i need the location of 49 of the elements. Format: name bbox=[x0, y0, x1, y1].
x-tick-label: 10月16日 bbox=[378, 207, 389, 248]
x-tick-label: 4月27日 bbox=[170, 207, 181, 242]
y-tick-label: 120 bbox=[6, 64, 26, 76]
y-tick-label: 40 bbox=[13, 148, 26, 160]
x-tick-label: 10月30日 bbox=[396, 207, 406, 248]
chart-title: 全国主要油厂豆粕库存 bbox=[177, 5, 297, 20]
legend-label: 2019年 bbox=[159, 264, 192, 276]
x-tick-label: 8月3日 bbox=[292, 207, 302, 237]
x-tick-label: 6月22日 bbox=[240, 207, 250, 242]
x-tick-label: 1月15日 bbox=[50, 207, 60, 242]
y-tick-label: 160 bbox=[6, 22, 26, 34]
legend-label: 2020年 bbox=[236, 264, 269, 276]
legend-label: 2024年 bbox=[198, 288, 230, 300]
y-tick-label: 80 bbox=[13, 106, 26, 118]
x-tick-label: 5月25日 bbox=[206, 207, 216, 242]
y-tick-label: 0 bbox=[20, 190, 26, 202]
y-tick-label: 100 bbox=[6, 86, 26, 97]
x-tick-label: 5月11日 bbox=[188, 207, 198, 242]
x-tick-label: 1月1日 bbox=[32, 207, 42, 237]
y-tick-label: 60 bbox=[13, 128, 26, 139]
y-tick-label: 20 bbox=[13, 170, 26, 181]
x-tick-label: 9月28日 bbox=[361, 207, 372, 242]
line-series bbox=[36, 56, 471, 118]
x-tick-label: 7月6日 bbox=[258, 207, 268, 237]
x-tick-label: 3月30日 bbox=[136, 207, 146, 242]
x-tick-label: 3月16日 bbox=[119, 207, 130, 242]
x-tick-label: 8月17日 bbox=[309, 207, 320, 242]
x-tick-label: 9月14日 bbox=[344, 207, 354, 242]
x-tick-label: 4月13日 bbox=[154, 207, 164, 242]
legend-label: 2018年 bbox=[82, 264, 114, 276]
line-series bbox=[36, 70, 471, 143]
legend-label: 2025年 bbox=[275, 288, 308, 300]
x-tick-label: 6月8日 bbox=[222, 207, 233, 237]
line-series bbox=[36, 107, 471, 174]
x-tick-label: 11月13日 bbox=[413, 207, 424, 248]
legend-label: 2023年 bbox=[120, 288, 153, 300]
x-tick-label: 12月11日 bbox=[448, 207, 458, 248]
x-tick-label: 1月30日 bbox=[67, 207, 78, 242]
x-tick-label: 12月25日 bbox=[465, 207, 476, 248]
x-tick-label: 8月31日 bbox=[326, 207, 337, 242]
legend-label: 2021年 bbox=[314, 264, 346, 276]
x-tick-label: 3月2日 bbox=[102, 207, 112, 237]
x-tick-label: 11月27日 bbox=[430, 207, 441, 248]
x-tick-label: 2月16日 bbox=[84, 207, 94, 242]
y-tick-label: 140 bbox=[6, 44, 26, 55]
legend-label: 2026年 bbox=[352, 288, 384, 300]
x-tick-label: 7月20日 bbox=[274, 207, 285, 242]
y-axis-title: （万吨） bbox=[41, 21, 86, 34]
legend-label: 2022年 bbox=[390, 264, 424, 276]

--------------------------------------------------

Please rewrite all the records above, replacing "legend-label" with "series-name" everywhere and leaving everything else unchanged.

Result below
i need the location of 49 of the elements. Format: name bbox=[x0, y0, x1, y1].
x-tick-label: 10月16日 bbox=[378, 207, 389, 248]
x-tick-label: 4月27日 bbox=[170, 207, 181, 242]
y-tick-label: 120 bbox=[6, 64, 26, 76]
y-tick-label: 40 bbox=[13, 148, 26, 160]
x-tick-label: 10月30日 bbox=[396, 207, 406, 248]
chart-title: 全国主要油厂豆粕库存 bbox=[177, 5, 297, 20]
series-name: 2019年 bbox=[159, 264, 192, 276]
x-tick-label: 8月3日 bbox=[292, 207, 302, 237]
x-tick-label: 6月22日 bbox=[240, 207, 250, 242]
x-tick-label: 1月15日 bbox=[50, 207, 60, 242]
y-tick-label: 160 bbox=[6, 22, 26, 34]
series-name: 2020年 bbox=[236, 264, 269, 276]
series-name: 2024年 bbox=[198, 288, 230, 300]
y-tick-label: 80 bbox=[13, 106, 26, 118]
x-tick-label: 5月25日 bbox=[206, 207, 216, 242]
y-tick-label: 0 bbox=[20, 190, 26, 202]
y-tick-label: 100 bbox=[6, 86, 26, 97]
x-tick-label: 5月11日 bbox=[188, 207, 198, 242]
x-tick-label: 1月1日 bbox=[32, 207, 42, 237]
y-tick-label: 60 bbox=[13, 128, 26, 139]
y-tick-label: 20 bbox=[13, 170, 26, 181]
x-tick-label: 9月28日 bbox=[361, 207, 372, 242]
line-series bbox=[36, 56, 471, 118]
x-tick-label: 7月6日 bbox=[258, 207, 268, 237]
x-tick-label: 3月30日 bbox=[136, 207, 146, 242]
x-tick-label: 3月16日 bbox=[119, 207, 130, 242]
x-tick-label: 8月17日 bbox=[309, 207, 320, 242]
x-tick-label: 9月14日 bbox=[344, 207, 354, 242]
x-tick-label: 4月13日 bbox=[154, 207, 164, 242]
series-name: 2018年 bbox=[82, 264, 114, 276]
line-series bbox=[36, 70, 471, 143]
series-name: 2025年 bbox=[275, 288, 308, 300]
x-tick-label: 6月8日 bbox=[222, 207, 233, 237]
line-series bbox=[36, 107, 471, 174]
x-tick-label: 11月13日 bbox=[413, 207, 424, 248]
series-name: 2023年 bbox=[120, 288, 153, 300]
x-tick-label: 12月11日 bbox=[448, 207, 458, 248]
x-tick-label: 1月30日 bbox=[67, 207, 78, 242]
x-tick-label: 12月25日 bbox=[465, 207, 476, 248]
x-tick-label: 8月31日 bbox=[326, 207, 337, 242]
series-name: 2021年 bbox=[314, 264, 346, 276]
x-tick-label: 3月2日 bbox=[102, 207, 112, 237]
x-tick-label: 11月27日 bbox=[430, 207, 441, 248]
x-tick-label: 2月16日 bbox=[84, 207, 94, 242]
y-tick-label: 140 bbox=[6, 44, 26, 55]
series-name: 2026年 bbox=[352, 288, 384, 300]
x-tick-label: 7月20日 bbox=[274, 207, 285, 242]
y-axis-title: （万吨） bbox=[41, 21, 86, 34]
series-name: 2022年 bbox=[390, 264, 424, 276]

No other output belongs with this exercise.